— Stored data entries —

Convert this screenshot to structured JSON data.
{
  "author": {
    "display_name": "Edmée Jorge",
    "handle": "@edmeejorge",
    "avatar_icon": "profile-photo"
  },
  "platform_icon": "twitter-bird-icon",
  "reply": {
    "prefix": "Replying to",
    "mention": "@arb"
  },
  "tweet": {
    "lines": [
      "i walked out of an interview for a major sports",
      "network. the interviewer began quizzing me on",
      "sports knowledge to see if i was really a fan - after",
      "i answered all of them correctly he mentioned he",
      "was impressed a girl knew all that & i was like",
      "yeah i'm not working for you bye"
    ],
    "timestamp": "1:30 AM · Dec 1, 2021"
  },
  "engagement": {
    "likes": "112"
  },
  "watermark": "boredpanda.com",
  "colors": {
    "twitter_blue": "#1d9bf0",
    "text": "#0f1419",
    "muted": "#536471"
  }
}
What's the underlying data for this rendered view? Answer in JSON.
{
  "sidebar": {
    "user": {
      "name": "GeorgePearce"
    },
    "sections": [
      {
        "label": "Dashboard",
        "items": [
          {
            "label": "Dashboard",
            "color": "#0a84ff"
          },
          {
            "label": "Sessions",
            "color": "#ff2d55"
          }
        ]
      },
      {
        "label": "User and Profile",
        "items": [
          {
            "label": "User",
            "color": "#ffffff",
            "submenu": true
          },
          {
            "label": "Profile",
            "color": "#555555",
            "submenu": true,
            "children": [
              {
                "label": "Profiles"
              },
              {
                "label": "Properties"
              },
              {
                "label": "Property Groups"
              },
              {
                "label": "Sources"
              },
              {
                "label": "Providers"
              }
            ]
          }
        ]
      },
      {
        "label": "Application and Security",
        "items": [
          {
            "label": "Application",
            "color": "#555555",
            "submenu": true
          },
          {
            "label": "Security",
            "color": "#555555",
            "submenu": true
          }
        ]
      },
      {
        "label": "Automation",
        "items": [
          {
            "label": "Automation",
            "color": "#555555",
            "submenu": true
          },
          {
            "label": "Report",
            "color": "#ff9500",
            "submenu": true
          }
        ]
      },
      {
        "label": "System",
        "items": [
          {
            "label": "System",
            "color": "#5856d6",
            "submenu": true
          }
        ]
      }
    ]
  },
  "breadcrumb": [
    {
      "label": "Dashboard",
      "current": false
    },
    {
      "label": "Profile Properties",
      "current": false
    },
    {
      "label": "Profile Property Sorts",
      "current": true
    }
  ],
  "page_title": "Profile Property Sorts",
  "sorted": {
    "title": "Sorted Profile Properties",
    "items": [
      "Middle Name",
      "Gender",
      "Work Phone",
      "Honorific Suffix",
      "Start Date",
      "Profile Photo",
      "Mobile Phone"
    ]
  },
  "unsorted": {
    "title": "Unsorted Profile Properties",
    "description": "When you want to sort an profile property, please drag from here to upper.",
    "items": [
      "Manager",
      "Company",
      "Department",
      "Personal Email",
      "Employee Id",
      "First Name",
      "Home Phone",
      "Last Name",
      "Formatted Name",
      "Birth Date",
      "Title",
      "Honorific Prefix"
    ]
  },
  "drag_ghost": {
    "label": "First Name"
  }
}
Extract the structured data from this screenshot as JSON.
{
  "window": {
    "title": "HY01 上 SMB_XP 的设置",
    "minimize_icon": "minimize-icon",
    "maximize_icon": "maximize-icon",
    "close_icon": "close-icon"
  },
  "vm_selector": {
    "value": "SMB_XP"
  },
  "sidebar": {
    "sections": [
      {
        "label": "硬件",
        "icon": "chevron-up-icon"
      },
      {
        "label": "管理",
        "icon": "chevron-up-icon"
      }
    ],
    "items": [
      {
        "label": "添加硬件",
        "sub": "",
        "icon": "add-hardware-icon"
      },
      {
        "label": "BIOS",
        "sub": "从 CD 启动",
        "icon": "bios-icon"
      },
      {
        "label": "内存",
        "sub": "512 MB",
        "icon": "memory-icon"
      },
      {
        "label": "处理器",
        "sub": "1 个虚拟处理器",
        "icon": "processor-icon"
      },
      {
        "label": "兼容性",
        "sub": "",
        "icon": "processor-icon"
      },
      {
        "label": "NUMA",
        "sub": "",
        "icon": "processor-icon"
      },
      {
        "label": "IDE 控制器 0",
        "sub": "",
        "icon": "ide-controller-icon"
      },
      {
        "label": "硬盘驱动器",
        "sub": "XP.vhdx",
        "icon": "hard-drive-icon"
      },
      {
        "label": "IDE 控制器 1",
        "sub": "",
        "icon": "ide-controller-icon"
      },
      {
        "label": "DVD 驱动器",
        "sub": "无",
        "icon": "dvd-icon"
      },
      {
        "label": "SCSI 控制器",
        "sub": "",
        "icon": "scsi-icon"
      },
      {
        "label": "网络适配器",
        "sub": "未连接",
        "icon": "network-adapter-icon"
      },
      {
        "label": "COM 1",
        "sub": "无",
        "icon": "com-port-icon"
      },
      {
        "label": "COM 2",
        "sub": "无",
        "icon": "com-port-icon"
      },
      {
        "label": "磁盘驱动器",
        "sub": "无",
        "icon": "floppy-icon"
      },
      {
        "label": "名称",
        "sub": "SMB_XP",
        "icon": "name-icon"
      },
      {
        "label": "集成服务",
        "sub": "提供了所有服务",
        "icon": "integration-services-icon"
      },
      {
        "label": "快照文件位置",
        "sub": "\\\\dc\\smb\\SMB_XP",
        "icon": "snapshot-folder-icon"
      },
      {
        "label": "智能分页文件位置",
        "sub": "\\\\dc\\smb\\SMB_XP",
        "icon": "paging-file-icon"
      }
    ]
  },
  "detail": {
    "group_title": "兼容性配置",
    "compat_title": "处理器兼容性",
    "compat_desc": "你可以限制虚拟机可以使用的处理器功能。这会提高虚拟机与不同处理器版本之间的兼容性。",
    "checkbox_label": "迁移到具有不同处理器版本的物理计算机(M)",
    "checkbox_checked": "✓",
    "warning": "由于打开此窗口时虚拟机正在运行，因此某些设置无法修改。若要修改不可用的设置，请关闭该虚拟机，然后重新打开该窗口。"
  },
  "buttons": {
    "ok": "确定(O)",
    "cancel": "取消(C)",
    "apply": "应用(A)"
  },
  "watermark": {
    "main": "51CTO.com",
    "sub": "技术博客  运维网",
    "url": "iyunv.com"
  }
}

— Goal —
Search the entries for "structured" and copy out each line that has it.

— Output below —
Convert this screenshot to structured JSON data.
Extract the structured data from this screenshot as JSON.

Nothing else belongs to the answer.